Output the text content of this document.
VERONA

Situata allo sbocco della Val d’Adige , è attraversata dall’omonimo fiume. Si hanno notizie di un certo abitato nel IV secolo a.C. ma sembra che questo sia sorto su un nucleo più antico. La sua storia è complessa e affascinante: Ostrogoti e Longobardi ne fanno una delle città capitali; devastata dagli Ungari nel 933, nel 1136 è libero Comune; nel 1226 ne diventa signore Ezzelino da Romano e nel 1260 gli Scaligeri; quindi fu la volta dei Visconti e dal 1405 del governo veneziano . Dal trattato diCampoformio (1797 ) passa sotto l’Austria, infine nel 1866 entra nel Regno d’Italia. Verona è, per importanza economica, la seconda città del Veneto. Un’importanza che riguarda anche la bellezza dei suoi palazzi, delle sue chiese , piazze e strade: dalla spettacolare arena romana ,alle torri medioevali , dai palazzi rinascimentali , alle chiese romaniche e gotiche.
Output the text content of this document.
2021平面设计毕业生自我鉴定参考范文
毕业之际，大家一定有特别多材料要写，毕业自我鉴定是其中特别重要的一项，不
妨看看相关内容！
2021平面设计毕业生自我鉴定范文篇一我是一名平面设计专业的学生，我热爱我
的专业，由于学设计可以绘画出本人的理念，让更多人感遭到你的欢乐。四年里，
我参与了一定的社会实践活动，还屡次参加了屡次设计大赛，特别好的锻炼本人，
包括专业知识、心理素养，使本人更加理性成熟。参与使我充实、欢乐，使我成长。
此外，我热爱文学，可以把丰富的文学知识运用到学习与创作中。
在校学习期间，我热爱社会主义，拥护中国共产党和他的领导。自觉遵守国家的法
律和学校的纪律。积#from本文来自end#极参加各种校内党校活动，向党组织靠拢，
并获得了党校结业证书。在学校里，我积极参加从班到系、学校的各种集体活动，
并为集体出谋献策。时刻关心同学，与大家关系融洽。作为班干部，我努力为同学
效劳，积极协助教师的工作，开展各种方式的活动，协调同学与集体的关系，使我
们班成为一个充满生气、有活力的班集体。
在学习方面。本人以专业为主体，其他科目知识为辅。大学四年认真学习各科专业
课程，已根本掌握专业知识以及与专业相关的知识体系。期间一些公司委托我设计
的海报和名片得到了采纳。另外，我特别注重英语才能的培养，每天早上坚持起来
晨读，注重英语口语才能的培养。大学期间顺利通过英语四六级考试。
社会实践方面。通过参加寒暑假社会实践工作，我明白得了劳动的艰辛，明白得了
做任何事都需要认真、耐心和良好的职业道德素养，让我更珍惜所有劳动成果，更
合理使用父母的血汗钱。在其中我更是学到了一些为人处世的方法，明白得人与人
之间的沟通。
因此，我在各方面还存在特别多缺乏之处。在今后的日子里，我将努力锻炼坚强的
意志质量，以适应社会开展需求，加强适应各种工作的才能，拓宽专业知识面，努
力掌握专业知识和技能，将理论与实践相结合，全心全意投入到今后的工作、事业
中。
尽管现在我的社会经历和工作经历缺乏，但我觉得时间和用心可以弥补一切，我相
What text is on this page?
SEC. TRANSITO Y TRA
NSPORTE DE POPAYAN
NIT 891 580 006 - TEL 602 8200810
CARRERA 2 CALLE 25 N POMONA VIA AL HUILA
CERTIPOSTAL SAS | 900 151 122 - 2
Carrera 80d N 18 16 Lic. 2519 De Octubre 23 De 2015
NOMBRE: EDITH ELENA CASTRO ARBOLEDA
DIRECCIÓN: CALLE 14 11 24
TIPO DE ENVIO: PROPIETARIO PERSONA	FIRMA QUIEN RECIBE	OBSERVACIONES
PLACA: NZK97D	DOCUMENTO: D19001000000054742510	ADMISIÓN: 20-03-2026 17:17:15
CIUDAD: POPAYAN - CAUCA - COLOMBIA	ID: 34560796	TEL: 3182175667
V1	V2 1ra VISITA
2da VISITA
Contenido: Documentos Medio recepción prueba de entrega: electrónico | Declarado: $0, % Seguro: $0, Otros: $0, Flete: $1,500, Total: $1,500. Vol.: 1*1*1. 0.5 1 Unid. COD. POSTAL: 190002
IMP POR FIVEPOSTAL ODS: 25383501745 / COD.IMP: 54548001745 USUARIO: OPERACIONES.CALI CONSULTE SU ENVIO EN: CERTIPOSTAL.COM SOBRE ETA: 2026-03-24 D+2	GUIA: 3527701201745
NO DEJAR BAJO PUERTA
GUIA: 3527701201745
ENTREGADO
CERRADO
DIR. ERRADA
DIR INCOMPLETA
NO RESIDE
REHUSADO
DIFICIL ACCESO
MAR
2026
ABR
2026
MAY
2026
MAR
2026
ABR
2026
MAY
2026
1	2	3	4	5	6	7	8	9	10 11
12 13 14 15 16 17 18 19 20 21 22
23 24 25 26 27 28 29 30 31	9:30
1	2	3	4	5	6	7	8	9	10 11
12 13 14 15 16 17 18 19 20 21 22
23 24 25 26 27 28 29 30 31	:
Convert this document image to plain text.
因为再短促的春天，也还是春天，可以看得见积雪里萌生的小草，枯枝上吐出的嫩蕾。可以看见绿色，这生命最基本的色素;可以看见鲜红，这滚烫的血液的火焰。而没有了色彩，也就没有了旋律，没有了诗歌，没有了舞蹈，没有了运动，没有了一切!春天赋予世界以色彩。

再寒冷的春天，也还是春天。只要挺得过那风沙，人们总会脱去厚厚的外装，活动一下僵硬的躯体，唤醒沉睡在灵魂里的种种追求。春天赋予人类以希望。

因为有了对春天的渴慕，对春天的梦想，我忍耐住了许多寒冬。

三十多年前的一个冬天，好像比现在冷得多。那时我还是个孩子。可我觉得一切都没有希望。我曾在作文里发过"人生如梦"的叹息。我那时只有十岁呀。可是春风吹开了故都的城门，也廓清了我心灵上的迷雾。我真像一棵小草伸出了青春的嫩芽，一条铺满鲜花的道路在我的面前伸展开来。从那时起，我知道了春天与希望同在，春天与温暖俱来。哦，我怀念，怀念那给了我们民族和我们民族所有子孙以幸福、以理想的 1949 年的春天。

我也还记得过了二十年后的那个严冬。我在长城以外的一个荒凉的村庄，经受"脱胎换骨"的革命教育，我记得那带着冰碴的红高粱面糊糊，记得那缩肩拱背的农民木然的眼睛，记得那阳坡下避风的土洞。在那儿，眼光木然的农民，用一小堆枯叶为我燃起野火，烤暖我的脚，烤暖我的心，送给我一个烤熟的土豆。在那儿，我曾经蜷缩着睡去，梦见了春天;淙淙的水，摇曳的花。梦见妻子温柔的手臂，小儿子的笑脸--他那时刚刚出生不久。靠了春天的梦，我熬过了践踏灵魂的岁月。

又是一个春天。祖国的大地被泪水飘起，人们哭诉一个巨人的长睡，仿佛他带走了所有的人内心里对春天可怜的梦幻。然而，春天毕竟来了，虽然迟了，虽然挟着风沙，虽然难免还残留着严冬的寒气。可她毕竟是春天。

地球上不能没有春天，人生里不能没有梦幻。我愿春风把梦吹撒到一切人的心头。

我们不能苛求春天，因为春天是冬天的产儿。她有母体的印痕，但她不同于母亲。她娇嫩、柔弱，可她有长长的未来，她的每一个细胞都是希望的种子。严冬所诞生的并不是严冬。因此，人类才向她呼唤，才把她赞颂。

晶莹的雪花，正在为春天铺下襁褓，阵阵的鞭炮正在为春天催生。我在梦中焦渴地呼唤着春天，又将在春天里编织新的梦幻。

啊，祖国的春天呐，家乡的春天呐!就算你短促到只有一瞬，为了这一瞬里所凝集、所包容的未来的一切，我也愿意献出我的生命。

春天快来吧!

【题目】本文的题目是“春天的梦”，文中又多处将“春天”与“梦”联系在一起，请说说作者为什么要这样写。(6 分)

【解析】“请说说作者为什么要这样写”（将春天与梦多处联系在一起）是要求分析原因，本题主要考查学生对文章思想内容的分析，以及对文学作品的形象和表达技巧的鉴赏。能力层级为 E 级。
---*---
## WHAT IS EXPECTED
Only lines with the word "this" are wanted, so copy each one from the records.

## WRITTEN RESPONSE
Output the text content of this document.
Output the text content of this document.
What text is on this page?
Convert this document image to plain text.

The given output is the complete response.